Return the listing below word for word.

● **Material shown**:

______

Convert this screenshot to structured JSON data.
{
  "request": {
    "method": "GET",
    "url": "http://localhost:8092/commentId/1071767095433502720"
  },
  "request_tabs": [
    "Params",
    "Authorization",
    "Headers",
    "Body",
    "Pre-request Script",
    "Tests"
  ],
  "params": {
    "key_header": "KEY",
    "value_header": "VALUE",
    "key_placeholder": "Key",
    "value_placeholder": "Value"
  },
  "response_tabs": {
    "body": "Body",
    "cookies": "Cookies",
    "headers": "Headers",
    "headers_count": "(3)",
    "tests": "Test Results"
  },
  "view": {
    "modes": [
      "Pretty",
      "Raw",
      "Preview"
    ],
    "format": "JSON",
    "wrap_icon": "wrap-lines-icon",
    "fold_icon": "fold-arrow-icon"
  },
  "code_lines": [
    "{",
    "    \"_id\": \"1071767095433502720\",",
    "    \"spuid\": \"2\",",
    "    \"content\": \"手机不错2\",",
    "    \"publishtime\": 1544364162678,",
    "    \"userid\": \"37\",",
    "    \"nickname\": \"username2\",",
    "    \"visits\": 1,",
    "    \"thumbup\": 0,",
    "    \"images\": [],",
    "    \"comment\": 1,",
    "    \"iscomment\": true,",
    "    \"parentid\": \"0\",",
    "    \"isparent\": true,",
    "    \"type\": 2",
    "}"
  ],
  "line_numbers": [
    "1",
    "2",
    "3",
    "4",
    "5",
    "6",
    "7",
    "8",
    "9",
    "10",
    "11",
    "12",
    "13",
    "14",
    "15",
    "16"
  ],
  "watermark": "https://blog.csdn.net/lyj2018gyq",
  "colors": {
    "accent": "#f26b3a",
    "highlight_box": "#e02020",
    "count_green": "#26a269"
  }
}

______

● **Result**:
Convert this screenshot to structured JSON data.
{
  "request": {
    "method": "GET",
    "url": "http://localhost:8092/commentId/1071767095433502720"
  },
  "request_tabs": [
    "Params",
    "Authorization",
    "Headers",
    "Body",
    "Pre-request Script",
    "Tests"
  ],
  "params": {
    "key_header": "KEY",
    "value_header": "VALUE",
    "key_placeholder": "Key",
    "value_placeholder": "Value"
  },
  "response_tabs": {
    "body": "Body",
    "cookies": "Cookies",
    "headers": "Headers",
    "headers_count": "(3)",
    "tests": "Test Results"
  },
  "view": {
    "modes": [
      "Pretty",
      "Raw",
      "Preview"
    ],
    "format": "JSON",
    "wrap_icon": "wrap-lines-icon",
    "fold_icon": "fold-arrow-icon"
  },
  "code_lines": [
    "{",
    "    \"_id\": \"1071767095433502720\",",
    "    \"spuid\": \"2\",",
    "    \"content\": \"手机不错2\",",
    "    \"publishtime\": 1544364162678,",
    "    \"userid\": \"37\",",
    "    \"nickname\": \"username2\",",
    "    \"visits\": 1,",
    "    \"thumbup\": 0,",
    "    \"images\": [],",
    "    \"comment\": 1,",
    "    \"iscomment\": true,",
    "    \"parentid\": \"0\",",
    "    \"isparent\": true,",
    "    \"type\": 2",
    "}"
  ],
  "line_numbers": [
    "1",
    "2",
    "3",
    "4",
    "5",
    "6",
    "7",
    "8",
    "9",
    "10",
    "11",
    "12",
    "13",
    "14",
    "15",
    "16"
  ],
  "watermark": "https://blog.csdn.net/lyj2018gyq",
  "colors": {
    "accent": "#f26b3a",
    "highlight_box": "#e02020",
    "count_green": "#26a269"
  }
}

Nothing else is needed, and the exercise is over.